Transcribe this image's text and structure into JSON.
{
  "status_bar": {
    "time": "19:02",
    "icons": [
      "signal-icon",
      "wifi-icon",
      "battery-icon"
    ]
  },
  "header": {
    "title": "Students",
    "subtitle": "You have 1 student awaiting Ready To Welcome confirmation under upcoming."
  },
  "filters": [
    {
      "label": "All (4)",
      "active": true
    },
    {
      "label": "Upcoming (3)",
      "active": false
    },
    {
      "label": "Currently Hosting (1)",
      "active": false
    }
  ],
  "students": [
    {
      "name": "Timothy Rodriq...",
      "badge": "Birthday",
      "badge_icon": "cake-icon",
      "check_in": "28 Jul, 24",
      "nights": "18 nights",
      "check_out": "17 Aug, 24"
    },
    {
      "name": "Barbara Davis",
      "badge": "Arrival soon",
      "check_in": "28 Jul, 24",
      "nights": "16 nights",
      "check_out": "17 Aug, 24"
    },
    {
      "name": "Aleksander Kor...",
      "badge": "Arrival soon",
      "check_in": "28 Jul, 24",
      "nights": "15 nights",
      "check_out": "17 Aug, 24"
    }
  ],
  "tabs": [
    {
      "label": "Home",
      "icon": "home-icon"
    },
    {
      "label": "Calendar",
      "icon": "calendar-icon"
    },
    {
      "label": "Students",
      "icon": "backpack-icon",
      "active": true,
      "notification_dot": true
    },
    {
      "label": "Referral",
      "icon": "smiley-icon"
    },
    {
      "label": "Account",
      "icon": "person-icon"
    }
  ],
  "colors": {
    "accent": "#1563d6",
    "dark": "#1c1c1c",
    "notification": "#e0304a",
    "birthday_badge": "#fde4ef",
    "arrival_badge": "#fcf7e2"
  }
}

+ + + + + + +

## WHAT IS BEING ASKED
Count the lines in the material above where the string "label" appears, then state only that count.

## THE REPLY
8